§ What the task asks: Pictures stay out of your copy, but everything else in the records below must be repeated exactly.

§ Source data:

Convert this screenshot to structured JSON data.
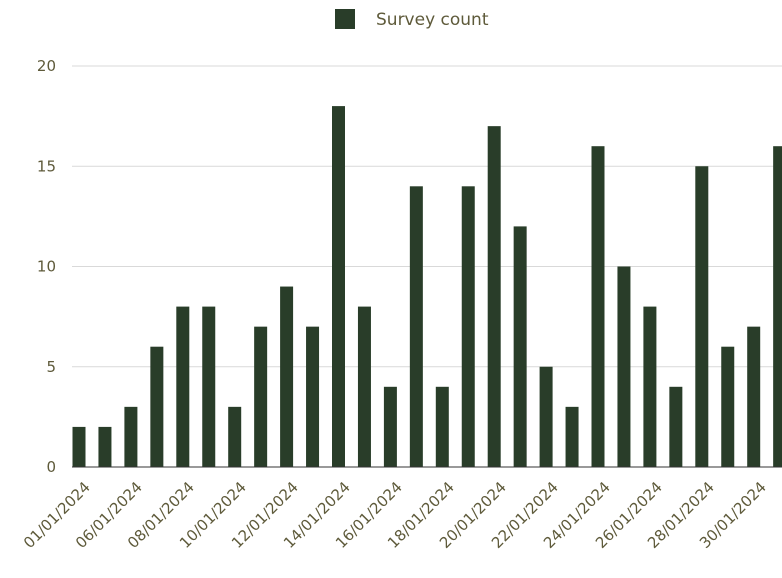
{
  "chart_data": {
    "type": "bar",
    "legend": {
      "label": "Survey count",
      "position": "top"
    },
    "series": [
      {
        "name": "Survey count",
        "color": "#293d29",
        "values": [
          2,
          2,
          3,
          6,
          8,
          8,
          3,
          7,
          9,
          7,
          18,
          8,
          4,
          14,
          4,
          14,
          17,
          12,
          5,
          3,
          16,
          10,
          8,
          4,
          15,
          6,
          7,
          16
        ]
      }
    ],
    "x_tick_labels": [
      "01/01/2024",
      "06/01/2024",
      "08/01/2024",
      "10/01/2024",
      "12/01/2024",
      "14/01/2024",
      "16/01/2024",
      "18/01/2024",
      "20/01/2024",
      "22/01/2024",
      "24/01/2024",
      "26/01/2024",
      "28/01/2024",
      "30/01/2024"
    ],
    "y_ticks": [
      "0",
      "5",
      "10",
      "15",
      "20"
    ],
    "ylim": [
      0,
      20
    ],
    "grid": true
  }
}
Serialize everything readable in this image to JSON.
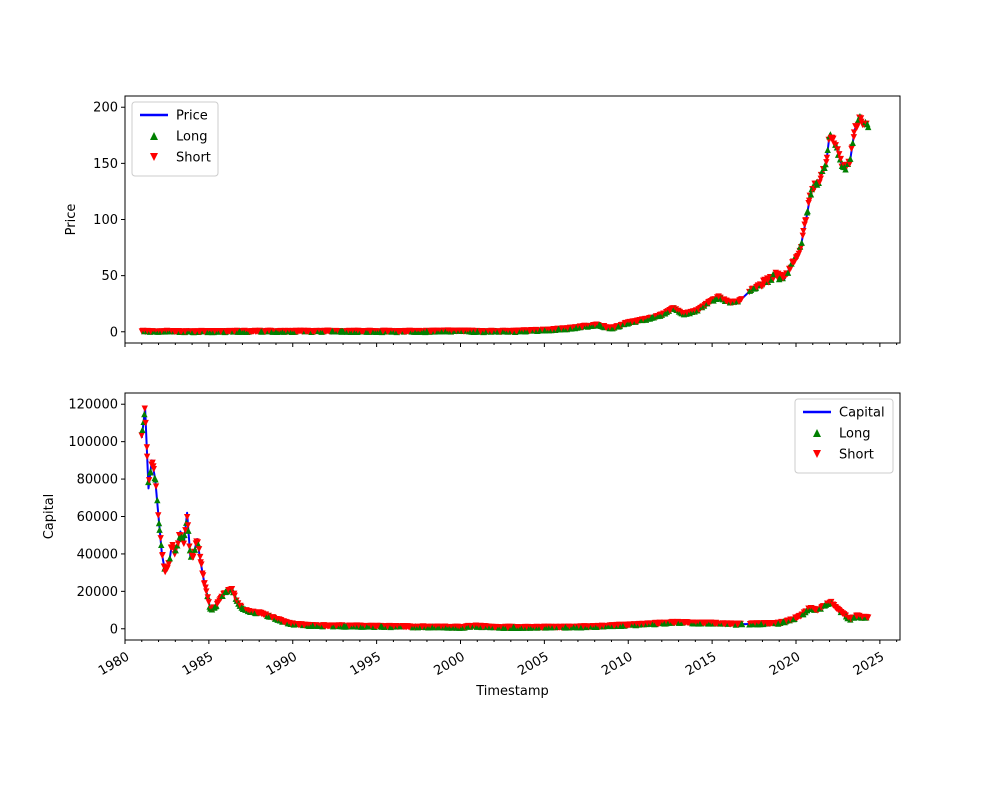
{
  "chart_data": [
    {
      "type": "line",
      "title": "",
      "xlabel": "",
      "ylabel": "Price",
      "xlim": [
        1980.0,
        2026.2
      ],
      "ylim": [
        -10,
        210
      ],
      "yticks": [
        0,
        50,
        100,
        150,
        200
      ],
      "legend_location": "upper-left",
      "series": [
        {
          "name": "Price",
          "kind": "line",
          "color": "#0000ff",
          "x": [
            1981.0,
            1983,
            1985,
            1987,
            1990,
            1992,
            1995,
            1998,
            2000,
            2001,
            2003,
            2005,
            2006.5,
            2007.5,
            2008.2,
            2009,
            2010,
            2011,
            2012,
            2012.7,
            2013.3,
            2014,
            2014.8,
            2015.4,
            2016,
            2016.6,
            2017.3,
            2018,
            2018.8,
            2019.3,
            2019.8,
            2020.2,
            2020.6,
            2020.9,
            2021.4,
            2021.8,
            2022.0,
            2022.4,
            2022.8,
            2023.2,
            2023.5,
            2023.8,
            2024.0,
            2024.3
          ],
          "y": [
            0.4,
            0.2,
            0.2,
            0.4,
            0.3,
            0.5,
            0.3,
            0.3,
            0.9,
            0.3,
            0.3,
            1.5,
            3,
            5,
            6,
            3,
            8,
            11,
            15,
            21,
            16,
            18,
            26,
            31,
            26,
            27,
            37,
            43,
            50,
            47,
            62,
            70,
            100,
            125,
            135,
            150,
            175,
            165,
            145,
            150,
            180,
            190,
            186,
            185
          ]
        },
        {
          "name": "Long",
          "kind": "marker",
          "marker": "triangle-up",
          "color": "#008000"
        },
        {
          "name": "Short",
          "kind": "marker",
          "marker": "triangle-down",
          "color": "#ff0000"
        }
      ]
    },
    {
      "type": "line",
      "title": "",
      "xlabel": "Timestamp",
      "ylabel": "Capital",
      "xlim": [
        1980.0,
        2026.2
      ],
      "ylim": [
        -6000,
        126000
      ],
      "yticks": [
        0,
        20000,
        40000,
        60000,
        80000,
        100000,
        120000
      ],
      "xticks": [
        1980,
        1985,
        1990,
        1995,
        2000,
        2005,
        2010,
        2015,
        2020,
        2025
      ],
      "legend_location": "upper-right",
      "series": [
        {
          "name": "Capital",
          "kind": "line",
          "color": "#0000ff",
          "x": [
            1981.0,
            1981.2,
            1981.4,
            1981.6,
            1981.8,
            1982.0,
            1982.2,
            1982.4,
            1982.6,
            1982.8,
            1983.0,
            1983.3,
            1983.5,
            1983.7,
            1983.9,
            1984.1,
            1984.3,
            1984.5,
            1984.7,
            1984.9,
            1985.1,
            1985.4,
            1985.7,
            1986.0,
            1986.4,
            1986.7,
            1987.0,
            1987.5,
            1988.0,
            1988.5,
            1989.0,
            1989.5,
            1990.0,
            1991,
            1992,
            1994,
            1996,
            1998,
            2000,
            2000.8,
            2002,
            2004,
            2006,
            2008,
            2010,
            2012,
            2013,
            2014,
            2015,
            2016,
            2017,
            2018,
            2019,
            2019.8,
            2020.3,
            2020.8,
            2021.3,
            2021.8,
            2022.1,
            2022.4,
            2022.8,
            2023.2,
            2023.6,
            2024.0,
            2024.3
          ],
          "y": [
            102000,
            118000,
            75000,
            90000,
            80000,
            60000,
            40000,
            30000,
            34000,
            45000,
            40000,
            52000,
            45000,
            62000,
            38000,
            40000,
            48000,
            36000,
            26000,
            18000,
            10000,
            12000,
            16000,
            20000,
            21000,
            14000,
            11000,
            9000,
            8500,
            7000,
            5500,
            3500,
            2500,
            1800,
            1600,
            1400,
            1200,
            1000,
            800,
            1500,
            800,
            800,
            800,
            1200,
            2000,
            3000,
            3500,
            3000,
            3000,
            2500,
            2500,
            2800,
            3000,
            5000,
            7000,
            11000,
            10000,
            13000,
            14000,
            11000,
            8000,
            5000,
            7000,
            6000,
            6000
          ]
        },
        {
          "name": "Long",
          "kind": "marker",
          "marker": "triangle-up",
          "color": "#008000"
        },
        {
          "name": "Short",
          "kind": "marker",
          "marker": "triangle-down",
          "color": "#ff0000"
        }
      ]
    }
  ]
}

§ Exercise output:
Convert this screenshot to structured JSON data.
{
  "chart_data": {
    "type": "bar",
    "legend": {
      "label": "Survey count",
      "position": "top"
    },
    "series": [
      {
        "name": "Survey count",
        "color": "#293d29",
        "values": [
          2,
          2,
          3,
          6,
          8,
          8,
          3,
          7,
          9,
          7,
          18,
          8,
          4,
          14,
          4,
          14,
          17,
          12,
          5,
          3,
          16,
          10,
          8,
          4,
          15,
          6,
          7,
          16
        ]
      }
    ],
    "x_tick_labels": [
      "01/01/2024",
      "06/01/2024",
      "08/01/2024",
      "10/01/2024",
      "12/01/2024",
      "14/01/2024",
      "16/01/2024",
      "18/01/2024",
      "20/01/2024",
      "22/01/2024",
      "24/01/2024",
      "26/01/2024",
      "28/01/2024",
      "30/01/2024"
    ],
    "y_ticks": [
      "0",
      "5",
      "10",
      "15",
      "20"
    ],
    "ylim": [
      0,
      20
    ],
    "grid": true
  }
}
Serialize everything readable in this image to JSON.
{
  "chart_data": [
    {
      "type": "line",
      "title": "",
      "xlabel": "",
      "ylabel": "Price",
      "xlim": [
        1980.0,
        2026.2
      ],
      "ylim": [
        -10,
        210
      ],
      "yticks": [
        0,
        50,
        100,
        150,
        200
      ],
      "legend_location": "upper-left",
      "series": [
        {
          "name": "Price",
          "kind": "line",
          "color": "#0000ff",
          "x": [
            1981.0,
            1983,
            1985,
            1987,
            1990,
            1992,
            1995,
            1998,
            2000,
            2001,
            2003,
            2005,
            2006.5,
            2007.5,
            2008.2,
            2009,
            2010,
            2011,
            2012,
            2012.7,
            2013.3,
            2014,
            2014.8,
            2015.4,
            2016,
            2016.6,
            2017.3,
            2018,
            2018.8,
            2019.3,
            2019.8,
            2020.2,
            2020.6,
            2020.9,
            2021.4,
            2021.8,
            2022.0,
            2022.4,
            2022.8,
            2023.2,
            2023.5,
            2023.8,
            2024.0,
            2024.3
          ],
          "y": [
            0.4,
            0.2,
            0.2,
            0.4,
            0.3,
            0.5,
            0.3,
            0.3,
            0.9,
            0.3,
            0.3,
            1.5,
            3,
            5,
            6,
            3,
            8,
            11,
            15,
            21,
            16,
            18,
            26,
            31,
            26,
            27,
            37,
            43,
            50,
            47,
            62,
            70,
            100,
            125,
            135,
            150,
            175,
            165,
            145,
            150,
            180,
            190,
            186,
            185
          ]
        },
        {
          "name": "Long",
          "kind": "marker",
          "marker": "triangle-up",
          "color": "#008000"
        },
        {
          "name": "Short",
          "kind": "marker",
          "marker": "triangle-down",
          "color": "#ff0000"
        }
      ]
    },
    {
      "type": "line",
      "title": "",
      "xlabel": "Timestamp",
      "ylabel": "Capital",
      "xlim": [
        1980.0,
        2026.2
      ],
      "ylim": [
        -6000,
        126000
      ],
      "yticks": [
        0,
        20000,
        40000,
        60000,
        80000,
        100000,
        120000
      ],
      "xticks": [
        1980,
        1985,
        1990,
        1995,
        2000,
        2005,
        2010,
        2015,
        2020,
        2025
      ],
      "legend_location": "upper-right",
      "series": [
        {
          "name": "Capital",
          "kind": "line",
          "color": "#0000ff",
          "x": [
            1981.0,
            1981.2,
            1981.4,
            1981.6,
            1981.8,
            1982.0,
            1982.2,
            1982.4,
            1982.6,
            1982.8,
            1983.0,
            1983.3,
            1983.5,
            1983.7,
            1983.9,
            1984.1,
            1984.3,
            1984.5,
            1984.7,
            1984.9,
            1985.1,
            1985.4,
            1985.7,
            1986.0,
            1986.4,
            1986.7,
            1987.0,
            1987.5,
            1988.0,
            1988.5,
            1989.0,
            1989.5,
            1990.0,
            1991,
            1992,
            1994,
            1996,
            1998,
            2000,
            2000.8,
            2002,
            2004,
            2006,
            2008,
            2010,
            2012,
            2013,
            2014,
            2015,
            2016,
            2017,
            2018,
            2019,
            2019.8,
            2020.3,
            2020.8,
            2021.3,
            2021.8,
            2022.1,
            2022.4,
            2022.8,
            2023.2,
            2023.6,
            2024.0,
            2024.3
          ],
          "y": [
            102000,
            118000,
            75000,
            90000,
            80000,
            60000,
            40000,
            30000,
            34000,
            45000,
            40000,
            52000,
            45000,
            62000,
            38000,
            40000,
            48000,
            36000,
            26000,
            18000,
            10000,
            12000,
            16000,
            20000,
            21000,
            14000,
            11000,
            9000,
            8500,
            7000,
            5500,
            3500,
            2500,
            1800,
            1600,
            1400,
            1200,
            1000,
            800,
            1500,
            800,
            800,
            800,
            1200,
            2000,
            3000,
            3500,
            3000,
            3000,
            2500,
            2500,
            2800,
            3000,
            5000,
            7000,
            11000,
            10000,
            13000,
            14000,
            11000,
            8000,
            5000,
            7000,
            6000,
            6000
          ]
        },
        {
          "name": "Long",
          "kind": "marker",
          "marker": "triangle-up",
          "color": "#008000"
        },
        {
          "name": "Short",
          "kind": "marker",
          "marker": "triangle-down",
          "color": "#ff0000"
        }
      ]
    }
  ]
}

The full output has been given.